▶ **Aim of the exercise**
Among the entries below, find the lines with "data" and copy them.

+-------+

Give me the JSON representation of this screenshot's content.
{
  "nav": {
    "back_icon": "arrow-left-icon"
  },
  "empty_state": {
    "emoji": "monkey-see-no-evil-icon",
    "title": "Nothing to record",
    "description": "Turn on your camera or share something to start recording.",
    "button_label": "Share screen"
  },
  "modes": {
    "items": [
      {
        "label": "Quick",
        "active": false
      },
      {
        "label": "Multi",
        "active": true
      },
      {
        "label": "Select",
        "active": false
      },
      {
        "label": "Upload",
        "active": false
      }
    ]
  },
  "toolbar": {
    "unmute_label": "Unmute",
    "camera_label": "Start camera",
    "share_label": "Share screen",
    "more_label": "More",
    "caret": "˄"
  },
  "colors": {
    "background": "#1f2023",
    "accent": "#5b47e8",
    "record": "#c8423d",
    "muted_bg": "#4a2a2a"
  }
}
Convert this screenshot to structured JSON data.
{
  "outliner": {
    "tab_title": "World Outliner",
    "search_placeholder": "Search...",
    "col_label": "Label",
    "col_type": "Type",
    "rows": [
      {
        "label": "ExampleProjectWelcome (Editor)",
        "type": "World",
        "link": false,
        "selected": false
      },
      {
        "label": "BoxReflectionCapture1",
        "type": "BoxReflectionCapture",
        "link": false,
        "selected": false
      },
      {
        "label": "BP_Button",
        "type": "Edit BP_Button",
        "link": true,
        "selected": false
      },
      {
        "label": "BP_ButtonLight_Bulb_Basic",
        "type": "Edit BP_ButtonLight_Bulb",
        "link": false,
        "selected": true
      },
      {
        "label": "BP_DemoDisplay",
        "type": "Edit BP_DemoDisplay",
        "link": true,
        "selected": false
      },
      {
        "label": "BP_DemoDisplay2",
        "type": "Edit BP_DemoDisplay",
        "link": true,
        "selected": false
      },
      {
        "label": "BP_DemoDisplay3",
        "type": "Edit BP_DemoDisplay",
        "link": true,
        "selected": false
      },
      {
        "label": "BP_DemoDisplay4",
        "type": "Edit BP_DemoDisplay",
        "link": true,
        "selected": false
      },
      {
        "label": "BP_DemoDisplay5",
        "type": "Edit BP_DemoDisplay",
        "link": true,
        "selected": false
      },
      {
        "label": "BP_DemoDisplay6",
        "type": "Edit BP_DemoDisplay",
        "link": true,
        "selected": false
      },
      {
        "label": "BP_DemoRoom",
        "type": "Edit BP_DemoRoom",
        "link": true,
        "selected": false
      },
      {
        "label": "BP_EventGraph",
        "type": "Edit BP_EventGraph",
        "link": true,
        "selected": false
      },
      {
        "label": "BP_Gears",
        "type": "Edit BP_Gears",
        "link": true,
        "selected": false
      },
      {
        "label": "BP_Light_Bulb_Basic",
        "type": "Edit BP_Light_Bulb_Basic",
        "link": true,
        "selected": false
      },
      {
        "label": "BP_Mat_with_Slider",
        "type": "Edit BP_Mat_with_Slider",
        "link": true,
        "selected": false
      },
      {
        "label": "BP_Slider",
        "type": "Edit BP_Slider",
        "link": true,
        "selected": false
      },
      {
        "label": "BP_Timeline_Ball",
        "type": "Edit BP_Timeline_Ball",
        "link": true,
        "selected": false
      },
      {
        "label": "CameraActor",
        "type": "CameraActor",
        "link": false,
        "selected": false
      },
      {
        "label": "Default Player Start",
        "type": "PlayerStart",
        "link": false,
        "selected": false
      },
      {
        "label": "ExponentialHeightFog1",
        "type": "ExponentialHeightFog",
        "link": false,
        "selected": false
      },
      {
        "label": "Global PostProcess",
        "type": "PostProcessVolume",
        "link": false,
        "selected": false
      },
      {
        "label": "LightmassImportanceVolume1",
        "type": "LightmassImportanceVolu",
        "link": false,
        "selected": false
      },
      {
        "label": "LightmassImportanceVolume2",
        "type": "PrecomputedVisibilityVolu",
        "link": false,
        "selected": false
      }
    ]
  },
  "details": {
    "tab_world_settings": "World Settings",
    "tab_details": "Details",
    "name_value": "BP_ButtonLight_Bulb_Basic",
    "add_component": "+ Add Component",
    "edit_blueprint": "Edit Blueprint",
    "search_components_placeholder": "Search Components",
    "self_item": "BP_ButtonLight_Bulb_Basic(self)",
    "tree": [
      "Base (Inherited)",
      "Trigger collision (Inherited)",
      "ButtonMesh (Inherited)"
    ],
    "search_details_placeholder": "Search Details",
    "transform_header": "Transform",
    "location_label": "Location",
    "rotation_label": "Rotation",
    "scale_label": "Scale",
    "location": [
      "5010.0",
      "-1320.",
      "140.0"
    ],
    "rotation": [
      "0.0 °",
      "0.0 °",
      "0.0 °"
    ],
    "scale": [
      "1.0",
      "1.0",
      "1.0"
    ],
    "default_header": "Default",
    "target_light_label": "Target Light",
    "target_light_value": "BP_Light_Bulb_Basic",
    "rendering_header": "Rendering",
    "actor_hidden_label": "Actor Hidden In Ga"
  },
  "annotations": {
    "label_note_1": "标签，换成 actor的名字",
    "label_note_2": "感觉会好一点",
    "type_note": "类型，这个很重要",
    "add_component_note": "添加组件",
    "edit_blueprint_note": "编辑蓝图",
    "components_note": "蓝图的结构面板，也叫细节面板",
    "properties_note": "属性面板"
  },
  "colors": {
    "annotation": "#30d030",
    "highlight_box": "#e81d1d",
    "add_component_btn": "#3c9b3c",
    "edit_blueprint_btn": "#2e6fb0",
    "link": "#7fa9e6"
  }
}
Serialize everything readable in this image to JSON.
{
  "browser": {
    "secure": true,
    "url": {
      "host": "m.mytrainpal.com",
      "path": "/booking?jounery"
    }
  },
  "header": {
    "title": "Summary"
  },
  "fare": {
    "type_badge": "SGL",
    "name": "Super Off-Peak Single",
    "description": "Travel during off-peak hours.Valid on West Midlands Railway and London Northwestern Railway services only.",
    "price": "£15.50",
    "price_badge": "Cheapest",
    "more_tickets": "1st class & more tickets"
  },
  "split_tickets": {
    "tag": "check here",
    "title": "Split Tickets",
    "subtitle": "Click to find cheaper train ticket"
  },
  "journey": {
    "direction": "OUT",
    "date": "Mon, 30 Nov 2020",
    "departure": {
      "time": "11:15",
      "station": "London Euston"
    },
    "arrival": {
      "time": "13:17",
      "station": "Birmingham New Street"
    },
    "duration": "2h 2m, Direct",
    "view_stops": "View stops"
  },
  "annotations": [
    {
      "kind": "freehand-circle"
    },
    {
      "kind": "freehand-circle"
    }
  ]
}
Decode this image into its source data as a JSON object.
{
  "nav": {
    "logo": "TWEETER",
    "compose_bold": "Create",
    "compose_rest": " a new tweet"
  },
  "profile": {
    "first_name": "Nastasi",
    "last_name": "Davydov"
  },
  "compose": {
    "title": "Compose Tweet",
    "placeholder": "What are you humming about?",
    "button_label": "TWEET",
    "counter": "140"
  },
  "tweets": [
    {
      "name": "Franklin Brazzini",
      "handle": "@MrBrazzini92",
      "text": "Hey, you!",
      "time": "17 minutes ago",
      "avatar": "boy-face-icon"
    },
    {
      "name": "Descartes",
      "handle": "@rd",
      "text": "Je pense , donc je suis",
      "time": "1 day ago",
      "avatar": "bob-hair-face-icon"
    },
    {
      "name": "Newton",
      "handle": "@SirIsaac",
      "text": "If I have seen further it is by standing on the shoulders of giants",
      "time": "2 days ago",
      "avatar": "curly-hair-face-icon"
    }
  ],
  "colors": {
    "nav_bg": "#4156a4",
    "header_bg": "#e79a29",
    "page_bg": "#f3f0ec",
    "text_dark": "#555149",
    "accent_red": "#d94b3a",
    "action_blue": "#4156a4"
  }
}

+-------+

▶ **Reply to the task**
Convert this screenshot to structured JSON data.
Decode this image into its source data as a JSON object.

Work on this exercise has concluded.